** START OF Supplied material **

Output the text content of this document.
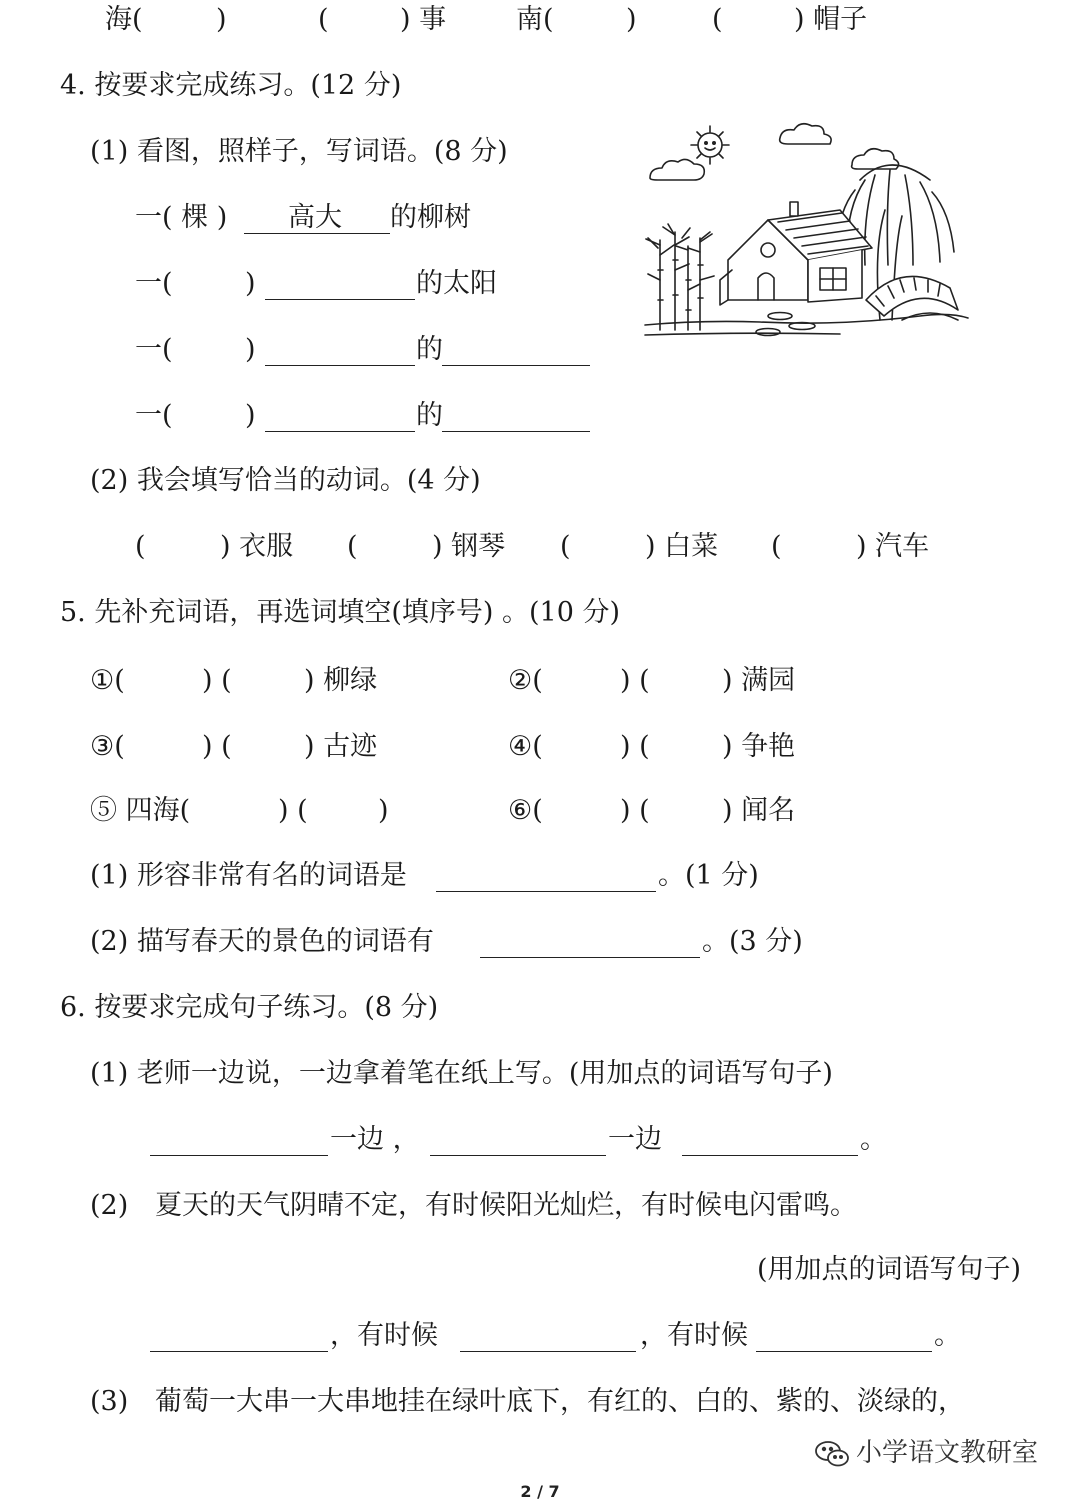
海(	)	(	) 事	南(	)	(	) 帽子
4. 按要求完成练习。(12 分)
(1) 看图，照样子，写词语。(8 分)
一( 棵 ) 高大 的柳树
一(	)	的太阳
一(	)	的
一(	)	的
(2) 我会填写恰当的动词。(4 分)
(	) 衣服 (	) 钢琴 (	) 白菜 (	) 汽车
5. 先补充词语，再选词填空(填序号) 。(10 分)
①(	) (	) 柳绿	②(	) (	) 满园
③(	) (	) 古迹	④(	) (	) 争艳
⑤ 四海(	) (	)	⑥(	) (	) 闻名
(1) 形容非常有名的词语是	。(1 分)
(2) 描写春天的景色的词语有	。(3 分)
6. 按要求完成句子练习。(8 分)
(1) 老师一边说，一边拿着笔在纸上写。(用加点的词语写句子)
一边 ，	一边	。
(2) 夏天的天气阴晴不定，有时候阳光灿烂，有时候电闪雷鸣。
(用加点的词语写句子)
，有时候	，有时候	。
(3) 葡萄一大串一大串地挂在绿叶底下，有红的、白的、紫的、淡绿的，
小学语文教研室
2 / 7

** END OF Supplied material **

◆ Problem requirements
Can you repeat every record above exactly, apart from the pictures?

◆ Answer below
Output the text content of this document.
海(	)	(	) 事	南(	)	(	) 帽子
4. 按要求完成练习。(12 分)
(1) 看图，照样子，写词语。(8 分)
一( 棵 ) 高大 的柳树
一(	)	的太阳
一(	)	的
一(	)	的
(2) 我会填写恰当的动词。(4 分)
(	) 衣服 (	) 钢琴 (	) 白菜 (	) 汽车
5. 先补充词语，再选词填空(填序号) 。(10 分)
①(	) (	) 柳绿	②(	) (	) 满园
③(	) (	) 古迹	④(	) (	) 争艳
⑤ 四海(	) (	)	⑥(	) (	) 闻名
(1) 形容非常有名的词语是	。(1 分)
(2) 描写春天的景色的词语有	。(3 分)
6. 按要求完成句子练习。(8 分)
(1) 老师一边说，一边拿着笔在纸上写。(用加点的词语写句子)
一边 ，	一边	。
(2) 夏天的天气阴晴不定，有时候阳光灿烂，有时候电闪雷鸣。
(用加点的词语写句子)
，有时候	，有时候	。
(3) 葡萄一大串一大串地挂在绿叶底下，有红的、白的、紫的、淡绿的，
小学语文教研室
2 / 7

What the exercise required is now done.